* **Data records**

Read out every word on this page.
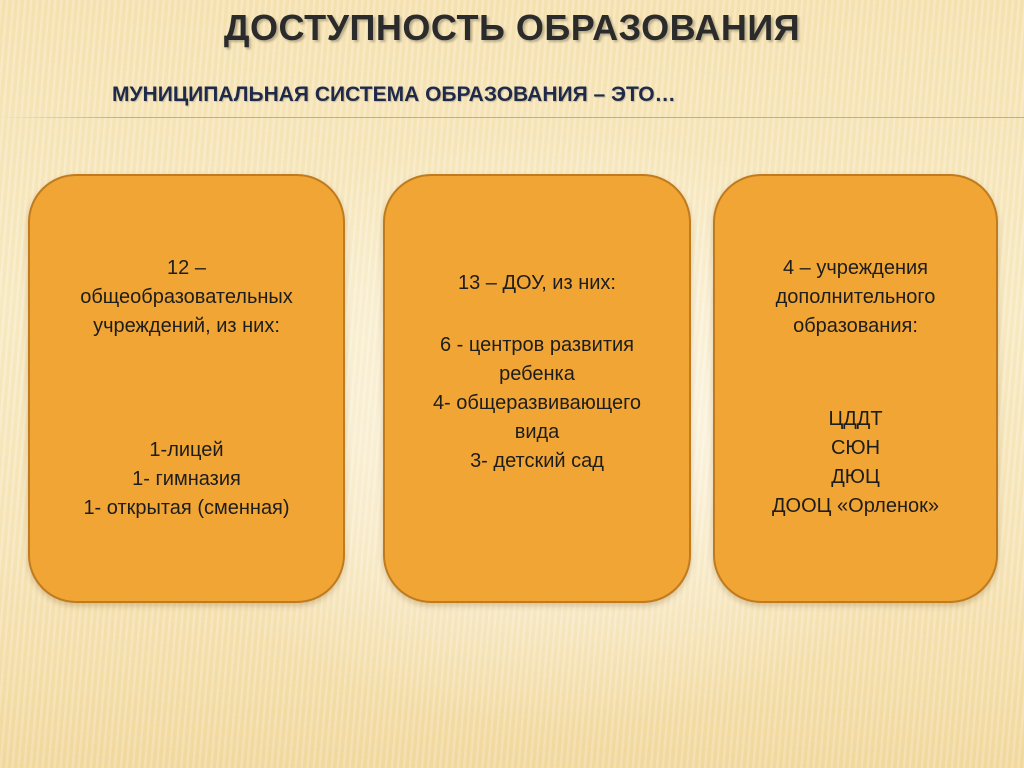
ДОСТУПНОСТЬ ОБРАЗОВАНИЯ
МУНИЦИПАЛЬНАЯ СИСТЕМА ОБРАЗОВАНИЯ – ЭТО…
12 –
общеобразовательных
учреждений, из них:
1-лицей
1- гимназия
1- открытая (сменная)
13 – ДОУ, из них:
6 - центров развития
ребенка
4- общеразвивающего
вида
3- детский сад
4 – учреждения
дополнительного
образования:
ЦДДТ
СЮН
ДЮЦ
ДООЦ «Орленок»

* **Work required**
Print the records above exactly as they stand, but leave out the pictures.

* **Correct output**
Read out every word on this page.
ДОСТУПНОСТЬ ОБРАЗОВАНИЯ
МУНИЦИПАЛЬНАЯ СИСТЕМА ОБРАЗОВАНИЯ – ЭТО…
12 –
общеобразовательных
учреждений, из них:
1-лицей
1- гимназия
1- открытая (сменная)
13 – ДОУ, из них:
6 - центров развития
ребенка
4- общеразвивающего
вида
3- детский сад
4 – учреждения
дополнительного
образования:
ЦДДТ
СЮН
ДЮЦ
ДООЦ «Орленок»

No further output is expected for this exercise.